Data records

--------------------------------------------------

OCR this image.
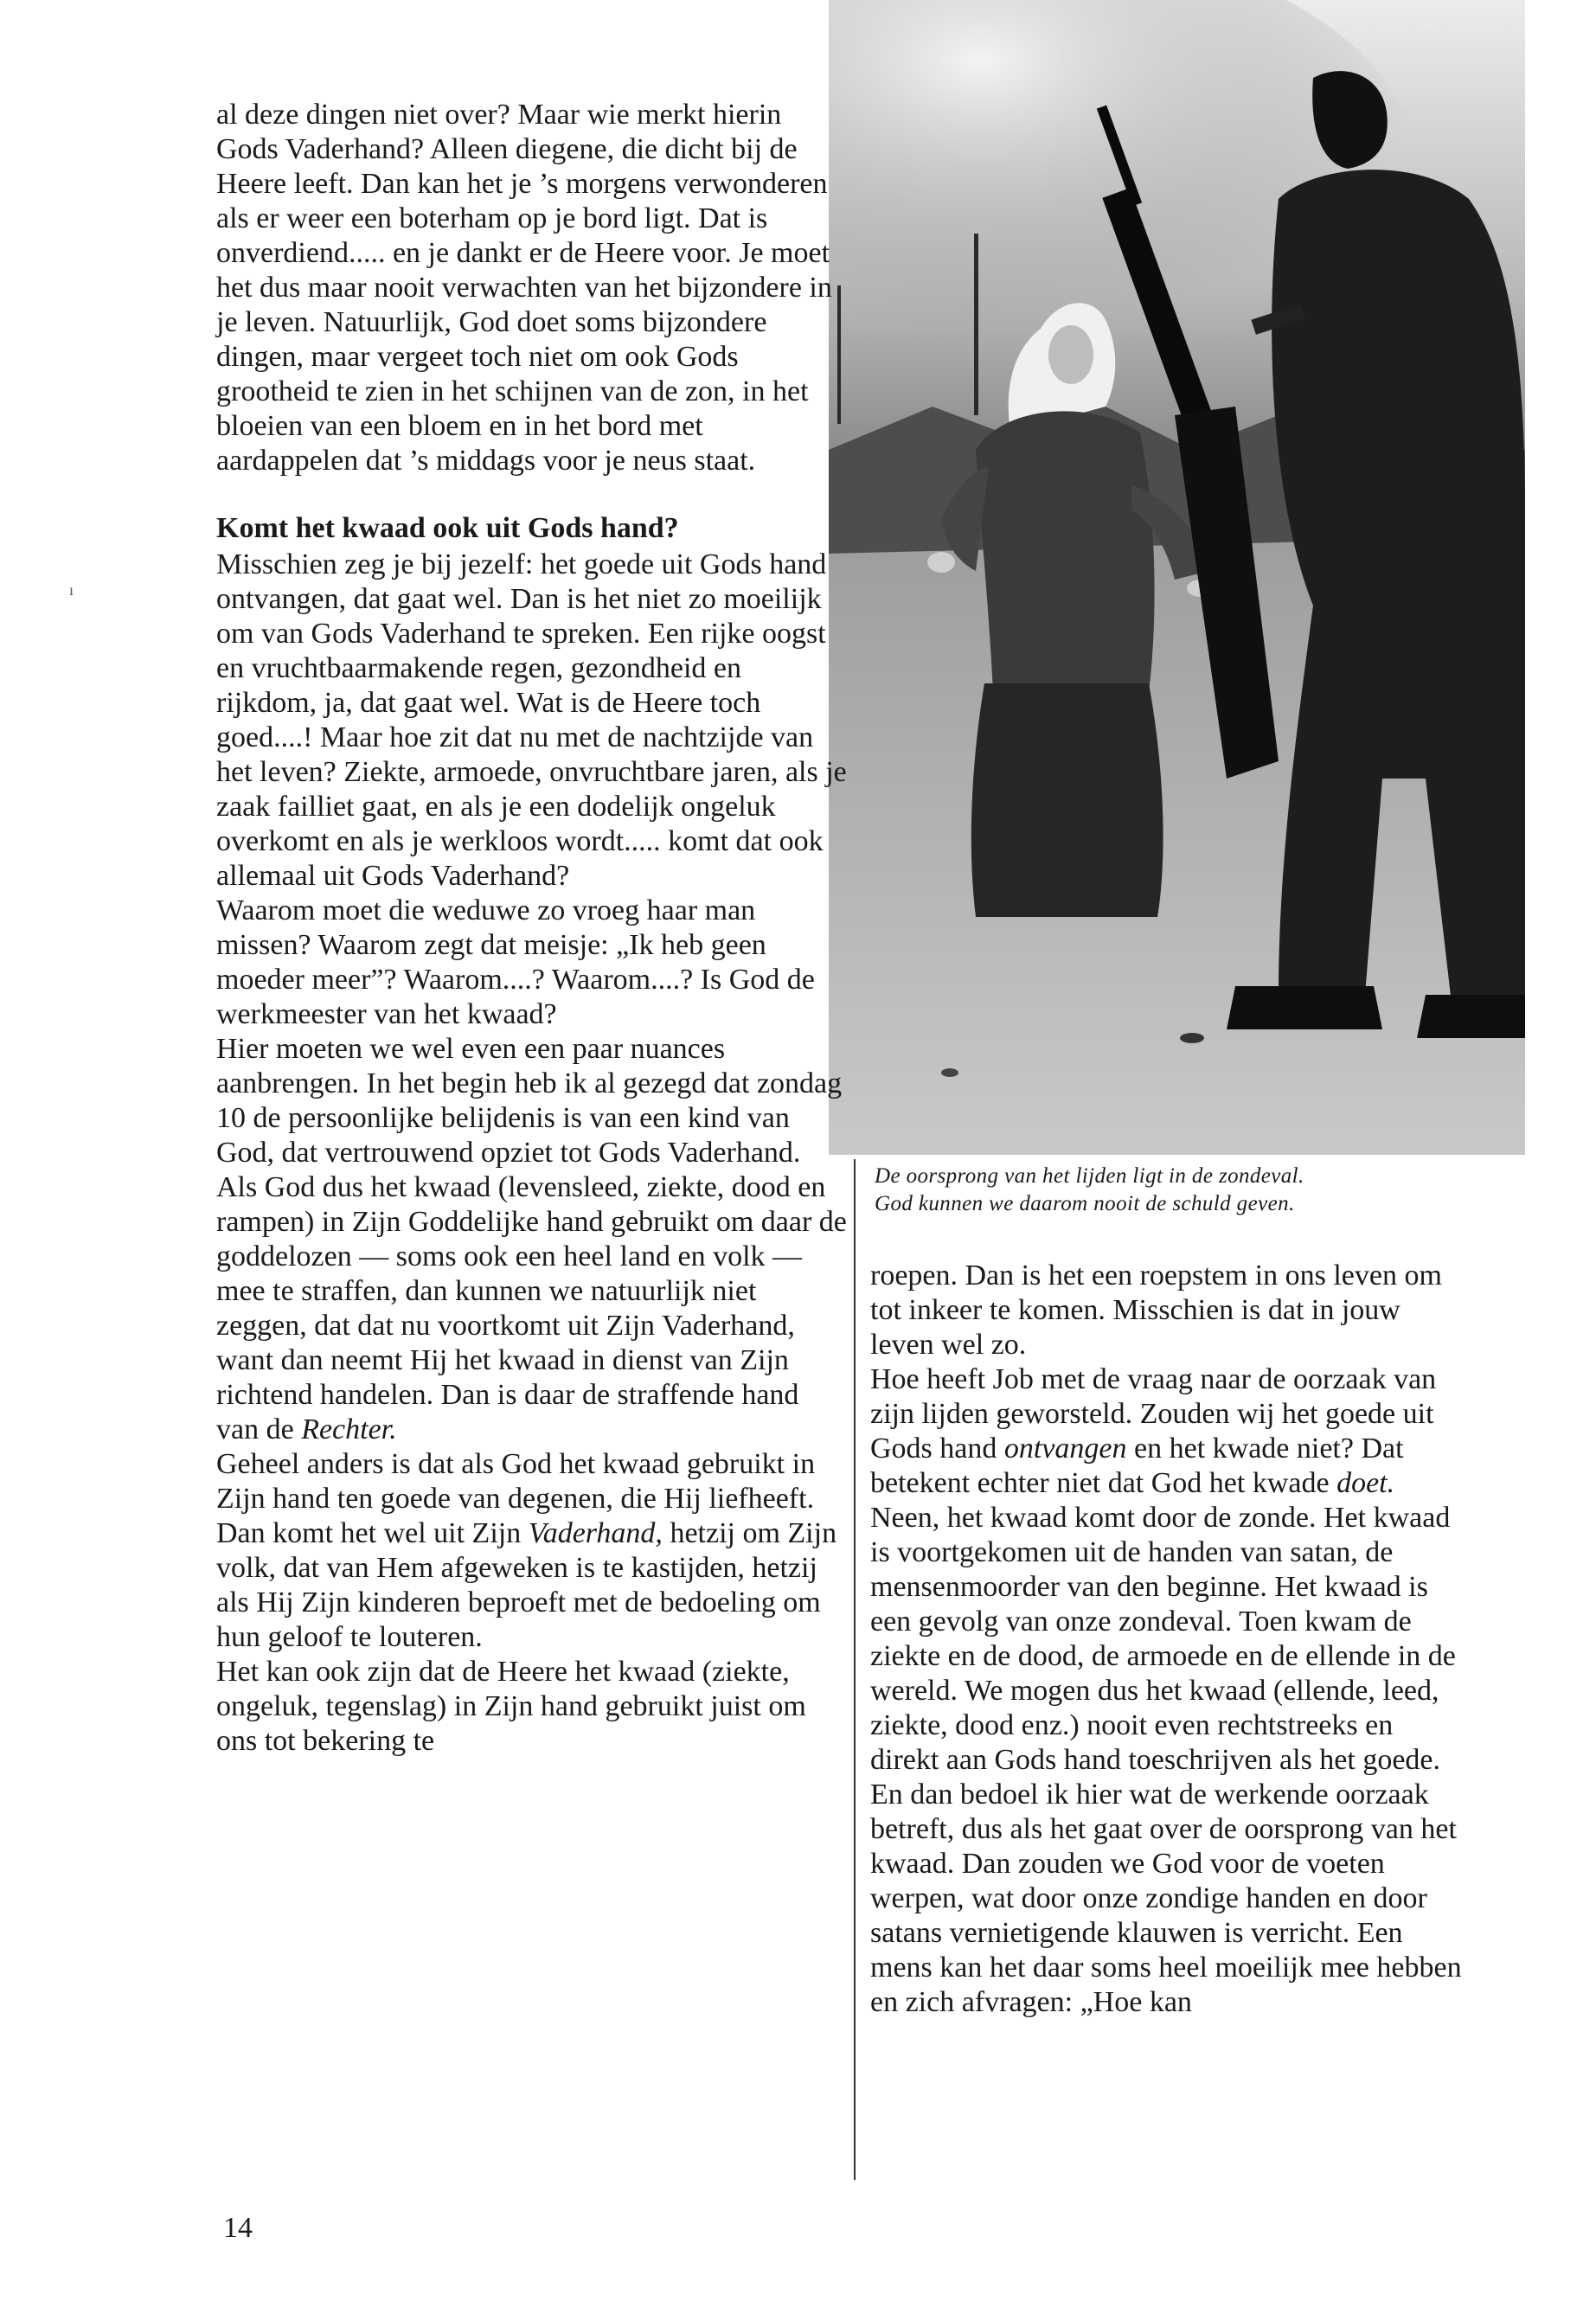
ı

al deze dingen niet over? Maar wie merkt hierin Gods Vaderhand? Alleen diegene, die dicht bij de Heere leeft. Dan kan het je ’s morgens verwonderen als er weer een boterham op je bord ligt. Dat is onverdiend..... en je dankt er de Heere voor. Je moet het dus maar nooit verwachten van het bijzondere in je leven. Natuurlijk, God doet soms bijzondere dingen, maar vergeet toch niet om ook Gods grootheid te zien in het schijnen van de zon, in het bloeien van een bloem en in het bord met aardappelen dat ’s middags voor je neus staat.

Komt het kwaad ook uit Gods hand?

Misschien zeg je bij jezelf: het goede uit Gods hand ontvangen, dat gaat wel. Dan is het niet zo moeilijk om van Gods Vaderhand te spreken. Een rijke oogst en vruchtbaarmakende regen, gezondheid en rijkdom, ja, dat gaat wel. Wat is de Heere toch goed....! Maar hoe zit dat nu met de nachtzijde van het leven? Ziekte, armoede, onvruchtbare jaren, als je zaak failliet gaat, en als je een dodelijk ongeluk overkomt en als je werkloos wordt..... komt dat ook allemaal uit Gods Vaderhand?

Waarom moet die weduwe zo vroeg haar man missen? Waarom zegt dat meisje: „Ik heb geen moeder meer”? Waarom....? Waarom....? Is God de werkmeester van het kwaad?

Hier moeten we wel even een paar nuances aanbrengen. In het begin heb ik al gezegd dat zondag 10 de persoonlijke belijdenis is van een kind van God, dat vertrouwend opziet tot Gods Vaderhand.

Als God dus het kwaad (levensleed, ziekte, dood en rampen) in Zijn Goddelijke hand gebruikt om daar de goddelozen — soms ook een heel land en volk — mee te straffen, dan kunnen we natuurlijk niet zeggen, dat dat nu voortkomt uit Zijn Vaderhand, want dan neemt Hij het kwaad in dienst van Zijn richtend handelen. Dan is daar de straffende hand van de Rechter.

Geheel anders is dat als God het kwaad gebruikt in Zijn hand ten goede van degenen, die Hij liefheeft. Dan komt het wel uit Zijn Vaderhand, hetzij om Zijn volk, dat van Hem afgeweken is te kastijden, hetzij als Hij Zijn kinderen beproeft met de bedoeling om hun geloof te louteren.

Het kan ook zijn dat de Heere het kwaad (ziekte, ongeluk, tegenslag) in Zijn hand gebruikt juist om ons tot bekering te

De oorsprong van het lijden ligt in de zondeval.
God kunnen we daarom nooit de schuld geven.

roepen. Dan is het een roepstem in ons leven om tot inkeer te komen. Misschien is dat in jouw leven wel zo.

Hoe heeft Job met de vraag naar de oorzaak van zijn lijden geworsteld. Zouden wij het goede uit Gods hand ontvangen en het kwade niet? Dat betekent echter niet dat God het kwade doet. Neen, het kwaad komt door de zonde. Het kwaad is voortgekomen uit de handen van satan, de mensenmoorder van den beginne. Het kwaad is een gevolg van onze zondeval. Toen kwam de ziekte en de dood, de armoede en de ellende in de wereld. We mogen dus het kwaad (ellende, leed, ziekte, dood enz.) nooit even rechtstreeks en direkt aan Gods hand toeschrijven als het goede. En dan bedoel ik hier wat de werkende oorzaak betreft, dus als het gaat over de oorsprong van het kwaad. Dan zouden we God voor de voeten werpen, wat door onze zondige handen en door satans vernietigende klauwen is verricht. Een mens kan het daar soms heel moeilijk mee hebben en zich afvragen: „Hoe kan

14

--------------------------------------------------

Prompt:
Could you reproduce every record above exactly, leaving out the pictures?

Reply:
OCR this image.
ı

al deze dingen niet over? Maar wie merkt hierin Gods Vaderhand? Alleen diegene, die dicht bij de Heere leeft. Dan kan het je ’s morgens verwonderen als er weer een boterham op je bord ligt. Dat is onverdiend..... en je dankt er de Heere voor. Je moet het dus maar nooit verwachten van het bijzondere in je leven. Natuurlijk, God doet soms bijzondere dingen, maar vergeet toch niet om ook Gods grootheid te zien in het schijnen van de zon, in het bloeien van een bloem en in het bord met aardappelen dat ’s middags voor je neus staat.

Komt het kwaad ook uit Gods hand?

Misschien zeg je bij jezelf: het goede uit Gods hand ontvangen, dat gaat wel. Dan is het niet zo moeilijk om van Gods Vaderhand te spreken. Een rijke oogst en vruchtbaarmakende regen, gezondheid en rijkdom, ja, dat gaat wel. Wat is de Heere toch goed....! Maar hoe zit dat nu met de nachtzijde van het leven? Ziekte, armoede, onvruchtbare jaren, als je zaak failliet gaat, en als je een dodelijk ongeluk overkomt en als je werkloos wordt..... komt dat ook allemaal uit Gods Vaderhand?

Waarom moet die weduwe zo vroeg haar man missen? Waarom zegt dat meisje: „Ik heb geen moeder meer”? Waarom....? Waarom....? Is God de werkmeester van het kwaad?

Hier moeten we wel even een paar nuances aanbrengen. In het begin heb ik al gezegd dat zondag 10 de persoonlijke belijdenis is van een kind van God, dat vertrouwend opziet tot Gods Vaderhand.

Als God dus het kwaad (levensleed, ziekte, dood en rampen) in Zijn Goddelijke hand gebruikt om daar de goddelozen — soms ook een heel land en volk — mee te straffen, dan kunnen we natuurlijk niet zeggen, dat dat nu voortkomt uit Zijn Vaderhand, want dan neemt Hij het kwaad in dienst van Zijn richtend handelen. Dan is daar de straffende hand van de Rechter.

Geheel anders is dat als God het kwaad gebruikt in Zijn hand ten goede van degenen, die Hij liefheeft. Dan komt het wel uit Zijn Vaderhand, hetzij om Zijn volk, dat van Hem afgeweken is te kastijden, hetzij als Hij Zijn kinderen beproeft met de bedoeling om hun geloof te louteren.

Het kan ook zijn dat de Heere het kwaad (ziekte, ongeluk, tegenslag) in Zijn hand gebruikt juist om ons tot bekering te

De oorsprong van het lijden ligt in de zondeval.
God kunnen we daarom nooit de schuld geven.

roepen. Dan is het een roepstem in ons leven om tot inkeer te komen. Misschien is dat in jouw leven wel zo.

Hoe heeft Job met de vraag naar de oorzaak van zijn lijden geworsteld. Zouden wij het goede uit Gods hand ontvangen en het kwade niet? Dat betekent echter niet dat God het kwade doet. Neen, het kwaad komt door de zonde. Het kwaad is voortgekomen uit de handen van satan, de mensenmoorder van den beginne. Het kwaad is een gevolg van onze zondeval. Toen kwam de ziekte en de dood, de armoede en de ellende in de wereld. We mogen dus het kwaad (ellende, leed, ziekte, dood enz.) nooit even rechtstreeks en direkt aan Gods hand toeschrijven als het goede. En dan bedoel ik hier wat de werkende oorzaak betreft, dus als het gaat over de oorsprong van het kwaad. Dan zouden we God voor de voeten werpen, wat door onze zondige handen en door satans vernietigende klauwen is verricht. Een mens kan het daar soms heel moeilijk mee hebben en zich afvragen: „Hoe kan

14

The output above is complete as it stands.